[Begin SUPPLIED TEXT]

Struct bevy_math::IRect

#[repr(C)]
pub struct IRect {
    pub min: IVec2,
    pub max: IVec2,
}

A rectangle defined by two opposite corners.

The rectangle is axis aligned, and defined by its minimum and maximum coordinates, stored in IRect::min and IRect::max, respectively. The minimum/maximum invariant must be upheld by the user when directly assigning the fields, otherwise some methods produce invalid results. It is generally recommended to use one of the constructor methods instead, which will ensure this invariant is met, unless you already have the minimum and maximum corners.

Fields

min: IVec2

The minimum corner point of the rect.

max: IVec2

The maximum corner point of the rect.

Implementations

impl IRect

pub fn new(x0: i32, y0: i32, x1: i32, y1: i32) -> Self

Create a new rectangle from two corner points.

The two points do not need to be the minimum and/or maximum corners. They only need to be two opposite corners.

Examples

let r = IRect::new(0, 4, 10, 6); // w=10 h=2
let r = IRect::new(2, 3, 5, -1); // w=3 h=4

pub fn from_corners(p0: IVec2, p1: IVec2) -> Self

Create a new rectangle from two corner points.

The two points do not need to be the minimum and/or maximum corners. They only need to be two opposite corners.

Examples

// Unit rect from [0,0] to [1,1]
let r = IRect::from_corners(IVec2::ZERO, IVec2::ONE); // w=1 h=1
// Same; the points do not need to be ordered
let r = IRect::from_corners(IVec2::ONE, IVec2::ZERO); // w=1 h=1

pub fn from_center_size(origin: IVec2, size: IVec2) -> Self

Create a new rectangle from its center and size.

Rounding Behaviour

If the size contains odd numbers they will be rounded down to the nearest whole number.

Panics

This method panics if any of the components of the size is negative.

Examples

let r = IRect::from_center_size(IVec2::ZERO, IVec2::new(3, 2)); // w=2 h=2
assert_eq!(r.min, IVec2::splat(-1));
assert_eq!(r.max, IVec2::splat(1));

pub fn from_center_half_size(origin: IVec2, half_size: IVec2) -> Self

Create a new rectangle from its center and half-size.

Panics

This method panics if any of the components of the half-size is negative.

Examples

let r = IRect::from_center_half_size(IVec2::ZERO, IVec2::ONE); // w=2 h=2
assert_eq!(r.min, IVec2::splat(-1));
assert_eq!(r.max, IVec2::splat(1));

pub fn is_empty(&self) -> bool

Check if the rectangle is empty.

Examples

let r = IRect::from_corners(IVec2::ZERO, IVec2::new(0, 1)); // w=0 h=1
assert!(r.is_empty());

pub fn width(&self) -> i32

Rectangle width (max.x - min.x).

Examples

let r = IRect::new(0, 0, 5, 1); // w=5 h=1
assert_eq!(r.width(), 5);

pub fn height(&self) -> i32

Rectangle height (max.y - min.y).

[End SUPPLIED TEXT]
[Begin LISTED RECORDS]

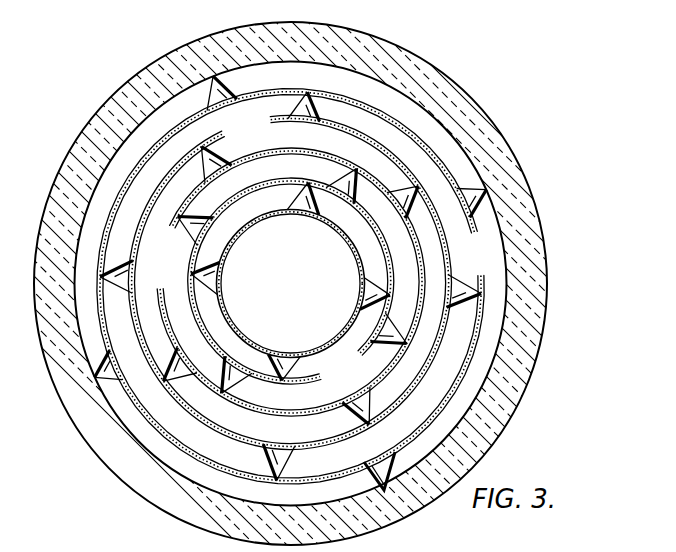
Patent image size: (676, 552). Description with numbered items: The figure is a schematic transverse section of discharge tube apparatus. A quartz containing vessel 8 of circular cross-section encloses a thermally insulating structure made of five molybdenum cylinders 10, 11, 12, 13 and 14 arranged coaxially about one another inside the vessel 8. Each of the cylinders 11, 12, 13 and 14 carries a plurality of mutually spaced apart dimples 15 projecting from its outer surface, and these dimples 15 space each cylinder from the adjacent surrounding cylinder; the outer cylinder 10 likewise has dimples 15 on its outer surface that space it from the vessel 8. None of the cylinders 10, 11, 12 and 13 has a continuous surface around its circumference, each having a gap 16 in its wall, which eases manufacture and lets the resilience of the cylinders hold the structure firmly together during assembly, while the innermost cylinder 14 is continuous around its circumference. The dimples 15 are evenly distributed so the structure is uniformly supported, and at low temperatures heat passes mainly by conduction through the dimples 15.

The quartz containing vessel 8 is at (493, 413).
The outer cylinder 10 is at (448, 165).
The cylinder 11 is at (377, 140).
The cylinder 12 is at (283, 147).
The cylinder 13 is at (380, 240).
The innermost cylinder 14 is at (357, 267).
The dimples 15 is at (362, 471).
The gap 16 is at (482, 258).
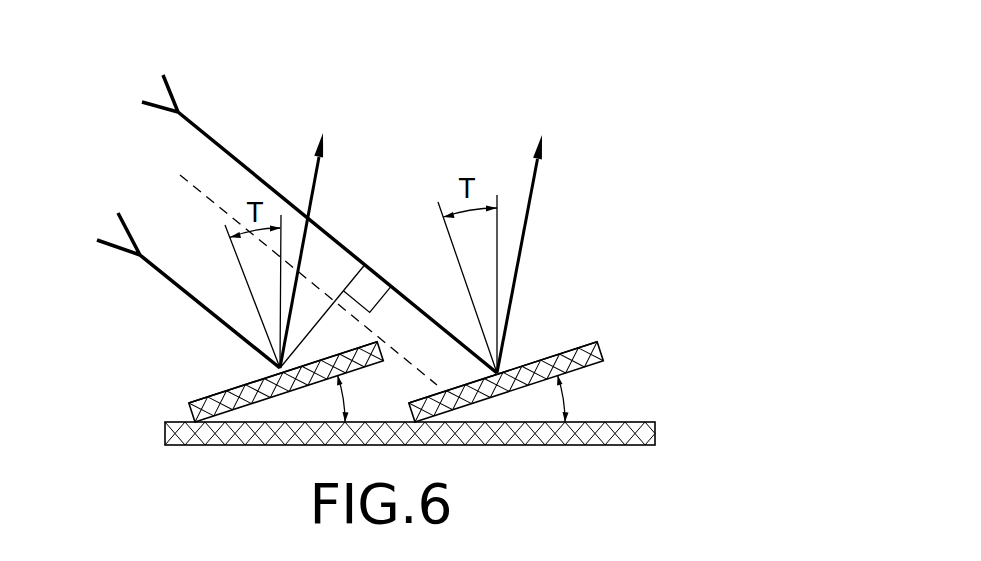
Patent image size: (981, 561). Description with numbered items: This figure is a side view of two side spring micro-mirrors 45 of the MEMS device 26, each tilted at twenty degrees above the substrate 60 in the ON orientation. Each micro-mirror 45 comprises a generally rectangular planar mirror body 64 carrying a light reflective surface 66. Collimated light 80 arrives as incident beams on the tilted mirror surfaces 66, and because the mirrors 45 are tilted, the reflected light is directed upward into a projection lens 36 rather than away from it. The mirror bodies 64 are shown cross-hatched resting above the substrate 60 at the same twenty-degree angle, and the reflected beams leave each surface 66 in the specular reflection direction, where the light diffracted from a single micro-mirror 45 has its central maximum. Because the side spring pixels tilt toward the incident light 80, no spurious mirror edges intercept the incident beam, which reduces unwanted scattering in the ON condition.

The optical reflector arrangement 26 is at (645, 228).
The projection lens 36 is at (335, 117).
The side spring micro-mirror 45 is at (394, 340).
The substrate 60 is at (652, 428).
The mirror body 64 is at (381, 345).
The light reflective surface 66 is at (237, 381).
The collimated light 80 is at (212, 137).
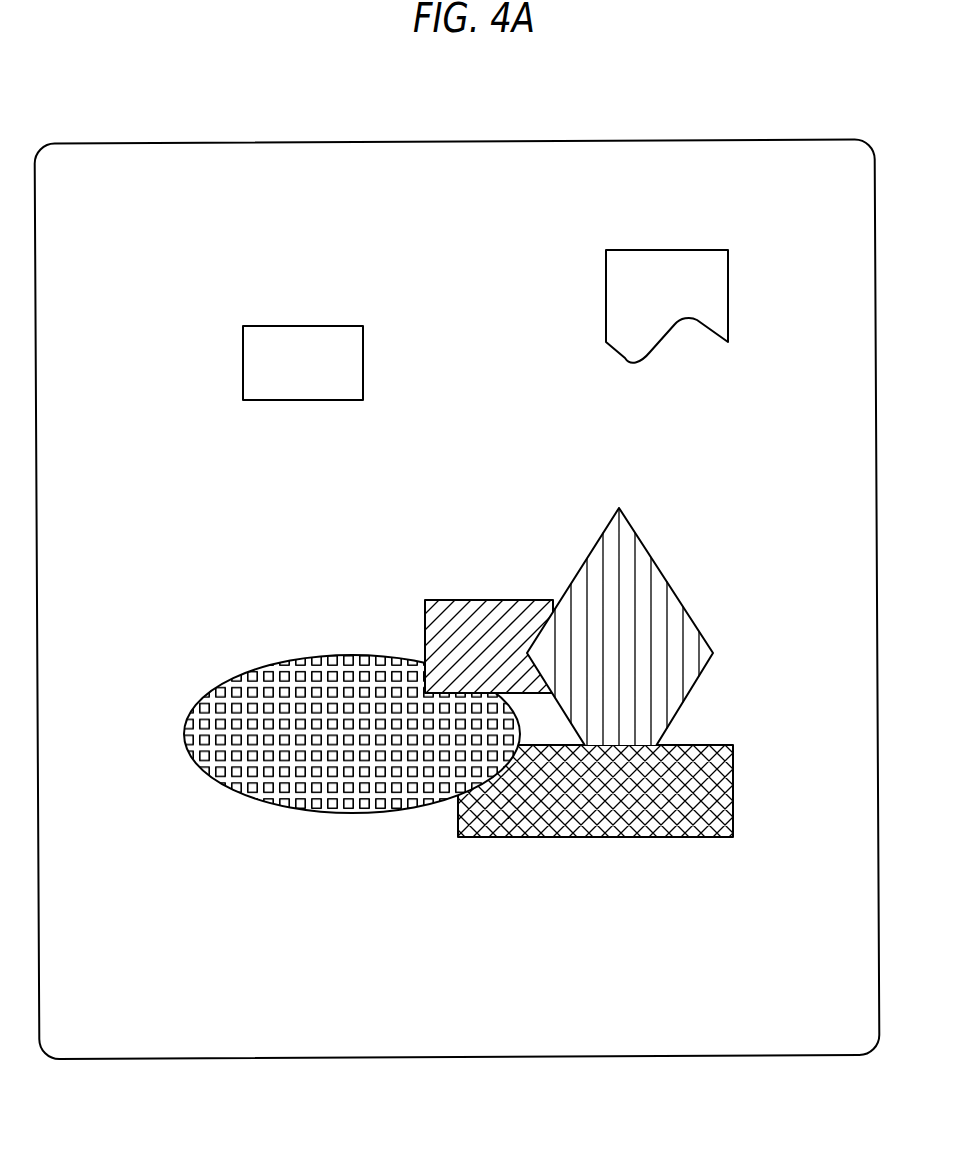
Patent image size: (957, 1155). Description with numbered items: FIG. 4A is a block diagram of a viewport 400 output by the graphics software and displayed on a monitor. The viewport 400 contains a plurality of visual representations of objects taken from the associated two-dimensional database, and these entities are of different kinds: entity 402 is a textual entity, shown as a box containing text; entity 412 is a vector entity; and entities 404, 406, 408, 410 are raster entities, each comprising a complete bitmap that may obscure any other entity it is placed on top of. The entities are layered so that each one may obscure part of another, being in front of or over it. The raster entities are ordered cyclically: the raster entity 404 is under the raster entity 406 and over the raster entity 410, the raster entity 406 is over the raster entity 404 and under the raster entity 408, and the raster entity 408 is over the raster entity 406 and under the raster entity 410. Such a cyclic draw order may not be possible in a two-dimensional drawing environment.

[End LISTED RECORDS]

▶ REQUIREMENTS:
In the IRect documentation, substitute "Determine" for "Check" in the passage from "pub fn is_empty(&self)" up to and including "(max.x - min.x).", and reproduce that passage.

▶ RESULT:
pub fn is_empty(&self) -> bool

Determine if the rectangle is empty.

Examples

let r = IRect::from_corners(IVec2::ZERO, IVec2::new(0, 1)); // w=0 h=1
assert!(r.is_empty());

pub fn width(&self) -> i32

Rectangle width (max.x - min.x).